Records contained in a dataset

::::::::

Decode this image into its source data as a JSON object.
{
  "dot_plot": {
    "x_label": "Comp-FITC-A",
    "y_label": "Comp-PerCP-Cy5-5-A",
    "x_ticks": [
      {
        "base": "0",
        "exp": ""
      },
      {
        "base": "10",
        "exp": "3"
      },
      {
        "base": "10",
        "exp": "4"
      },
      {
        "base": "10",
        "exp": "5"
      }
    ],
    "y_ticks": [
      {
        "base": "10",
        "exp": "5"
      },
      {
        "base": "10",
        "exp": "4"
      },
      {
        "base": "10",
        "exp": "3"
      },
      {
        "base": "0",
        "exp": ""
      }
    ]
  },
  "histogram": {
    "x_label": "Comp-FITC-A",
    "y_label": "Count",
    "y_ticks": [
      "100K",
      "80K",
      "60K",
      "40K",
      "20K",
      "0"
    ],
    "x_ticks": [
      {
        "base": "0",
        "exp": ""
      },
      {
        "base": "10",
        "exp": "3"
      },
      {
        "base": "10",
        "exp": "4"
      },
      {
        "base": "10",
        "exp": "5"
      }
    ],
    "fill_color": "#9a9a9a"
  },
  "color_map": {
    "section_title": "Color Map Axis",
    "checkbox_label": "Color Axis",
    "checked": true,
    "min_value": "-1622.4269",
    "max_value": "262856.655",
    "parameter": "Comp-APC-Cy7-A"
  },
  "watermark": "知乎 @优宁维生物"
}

::::::::

Copy every record above exactly as it appears.

OUTPUT BELOW →
Decode this image into its source data as a JSON object.
{
  "dot_plot": {
    "x_label": "Comp-FITC-A",
    "y_label": "Comp-PerCP-Cy5-5-A",
    "x_ticks": [
      {
        "base": "0",
        "exp": ""
      },
      {
        "base": "10",
        "exp": "3"
      },
      {
        "base": "10",
        "exp": "4"
      },
      {
        "base": "10",
        "exp": "5"
      }
    ],
    "y_ticks": [
      {
        "base": "10",
        "exp": "5"
      },
      {
        "base": "10",
        "exp": "4"
      },
      {
        "base": "10",
        "exp": "3"
      },
      {
        "base": "0",
        "exp": ""
      }
    ]
  },
  "histogram": {
    "x_label": "Comp-FITC-A",
    "y_label": "Count",
    "y_ticks": [
      "100K",
      "80K",
      "60K",
      "40K",
      "20K",
      "0"
    ],
    "x_ticks": [
      {
        "base": "0",
        "exp": ""
      },
      {
        "base": "10",
        "exp": "3"
      },
      {
        "base": "10",
        "exp": "4"
      },
      {
        "base": "10",
        "exp": "5"
      }
    ],
    "fill_color": "#9a9a9a"
  },
  "color_map": {
    "section_title": "Color Map Axis",
    "checkbox_label": "Color Axis",
    "checked": true,
    "min_value": "-1622.4269",
    "max_value": "262856.655",
    "parameter": "Comp-APC-Cy7-A"
  },
  "watermark": "知乎 @优宁维生物"
}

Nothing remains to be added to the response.